▶ [Exercise brief]:
Rewrite the listing below as a numbered list, from its first line up to and including the line with "echo-cell xyxy=(320,210,322,215)", and leave out any blank lines.

▶ [Record excerpts]:
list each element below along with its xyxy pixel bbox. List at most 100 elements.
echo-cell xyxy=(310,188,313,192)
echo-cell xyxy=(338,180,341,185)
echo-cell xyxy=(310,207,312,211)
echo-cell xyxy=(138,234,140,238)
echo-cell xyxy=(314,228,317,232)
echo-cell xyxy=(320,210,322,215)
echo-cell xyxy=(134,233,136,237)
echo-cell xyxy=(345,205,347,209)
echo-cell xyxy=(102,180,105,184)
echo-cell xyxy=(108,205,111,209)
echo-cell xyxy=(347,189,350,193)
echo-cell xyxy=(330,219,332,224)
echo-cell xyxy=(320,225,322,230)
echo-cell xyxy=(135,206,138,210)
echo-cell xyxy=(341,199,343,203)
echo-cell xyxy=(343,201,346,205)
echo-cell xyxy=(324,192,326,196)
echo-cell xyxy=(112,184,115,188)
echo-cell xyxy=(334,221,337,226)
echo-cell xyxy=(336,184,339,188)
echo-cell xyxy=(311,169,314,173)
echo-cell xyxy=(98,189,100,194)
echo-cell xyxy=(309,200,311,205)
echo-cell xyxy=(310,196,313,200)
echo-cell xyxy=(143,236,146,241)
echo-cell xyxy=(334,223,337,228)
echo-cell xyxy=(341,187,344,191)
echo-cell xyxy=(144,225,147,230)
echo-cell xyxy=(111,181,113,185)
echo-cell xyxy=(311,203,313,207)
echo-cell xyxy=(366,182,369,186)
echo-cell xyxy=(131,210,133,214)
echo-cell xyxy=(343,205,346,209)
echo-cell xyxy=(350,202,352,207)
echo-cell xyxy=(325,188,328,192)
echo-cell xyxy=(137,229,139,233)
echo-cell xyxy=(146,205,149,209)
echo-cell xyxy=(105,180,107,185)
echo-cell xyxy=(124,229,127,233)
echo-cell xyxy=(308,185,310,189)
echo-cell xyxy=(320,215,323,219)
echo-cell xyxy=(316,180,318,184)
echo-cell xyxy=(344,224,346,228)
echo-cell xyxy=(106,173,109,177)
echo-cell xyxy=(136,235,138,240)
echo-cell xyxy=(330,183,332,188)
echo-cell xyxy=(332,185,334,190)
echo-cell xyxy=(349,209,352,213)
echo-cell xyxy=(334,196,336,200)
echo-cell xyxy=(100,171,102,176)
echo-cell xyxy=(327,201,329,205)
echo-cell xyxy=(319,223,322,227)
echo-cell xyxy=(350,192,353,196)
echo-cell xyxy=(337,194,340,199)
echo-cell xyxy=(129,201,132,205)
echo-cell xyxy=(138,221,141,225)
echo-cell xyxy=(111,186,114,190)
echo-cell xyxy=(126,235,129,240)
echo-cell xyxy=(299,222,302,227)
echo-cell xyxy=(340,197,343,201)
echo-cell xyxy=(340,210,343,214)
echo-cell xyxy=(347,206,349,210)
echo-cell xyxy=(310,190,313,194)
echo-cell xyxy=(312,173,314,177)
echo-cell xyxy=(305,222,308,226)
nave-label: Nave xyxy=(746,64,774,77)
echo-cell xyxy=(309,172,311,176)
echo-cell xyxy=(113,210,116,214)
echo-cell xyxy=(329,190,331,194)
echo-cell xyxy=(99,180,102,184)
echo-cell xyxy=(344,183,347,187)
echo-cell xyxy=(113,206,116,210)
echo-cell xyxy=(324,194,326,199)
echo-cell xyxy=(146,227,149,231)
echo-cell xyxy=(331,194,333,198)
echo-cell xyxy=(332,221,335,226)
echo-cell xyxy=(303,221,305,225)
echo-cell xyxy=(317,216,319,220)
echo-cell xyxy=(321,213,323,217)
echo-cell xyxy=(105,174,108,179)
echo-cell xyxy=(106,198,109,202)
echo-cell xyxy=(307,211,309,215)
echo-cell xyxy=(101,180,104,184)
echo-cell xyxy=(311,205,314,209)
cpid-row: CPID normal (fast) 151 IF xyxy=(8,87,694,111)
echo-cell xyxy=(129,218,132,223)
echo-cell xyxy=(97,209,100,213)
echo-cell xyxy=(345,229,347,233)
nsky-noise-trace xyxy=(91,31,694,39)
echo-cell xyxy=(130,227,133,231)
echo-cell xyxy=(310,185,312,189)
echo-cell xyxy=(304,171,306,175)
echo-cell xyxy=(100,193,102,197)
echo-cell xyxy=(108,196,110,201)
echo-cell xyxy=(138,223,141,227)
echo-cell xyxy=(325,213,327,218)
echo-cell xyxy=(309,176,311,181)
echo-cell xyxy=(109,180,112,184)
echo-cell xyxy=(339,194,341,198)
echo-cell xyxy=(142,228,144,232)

▶ [Exercise solution]:
1. list each element below along with its xyxy pixel bbox. List at most 100 elements.
2. echo-cell xyxy=(310,188,313,192)
3. echo-cell xyxy=(338,180,341,185)
4. echo-cell xyxy=(310,207,312,211)
5. echo-cell xyxy=(138,234,140,238)
6. echo-cell xyxy=(314,228,317,232)
7. echo-cell xyxy=(320,210,322,215)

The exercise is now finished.